** START Provided records **
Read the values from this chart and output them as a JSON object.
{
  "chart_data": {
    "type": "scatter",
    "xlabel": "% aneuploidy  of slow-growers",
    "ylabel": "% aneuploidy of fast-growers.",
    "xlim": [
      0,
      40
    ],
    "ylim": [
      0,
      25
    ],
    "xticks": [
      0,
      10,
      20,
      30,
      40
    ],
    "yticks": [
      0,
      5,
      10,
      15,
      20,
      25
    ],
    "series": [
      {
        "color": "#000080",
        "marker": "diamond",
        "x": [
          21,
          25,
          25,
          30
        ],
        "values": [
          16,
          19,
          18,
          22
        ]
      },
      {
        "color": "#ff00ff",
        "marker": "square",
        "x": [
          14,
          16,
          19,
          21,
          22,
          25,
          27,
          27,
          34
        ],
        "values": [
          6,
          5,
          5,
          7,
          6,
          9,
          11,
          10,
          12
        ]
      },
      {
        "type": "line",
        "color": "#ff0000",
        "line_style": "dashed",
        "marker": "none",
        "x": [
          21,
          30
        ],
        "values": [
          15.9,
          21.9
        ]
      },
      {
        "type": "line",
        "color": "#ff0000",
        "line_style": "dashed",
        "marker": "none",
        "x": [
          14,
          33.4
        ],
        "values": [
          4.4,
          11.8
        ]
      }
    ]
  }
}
** END Provided records **
Description of the task:
Output a single number: how many lines contain the word "aneuploidy".

Written response:
2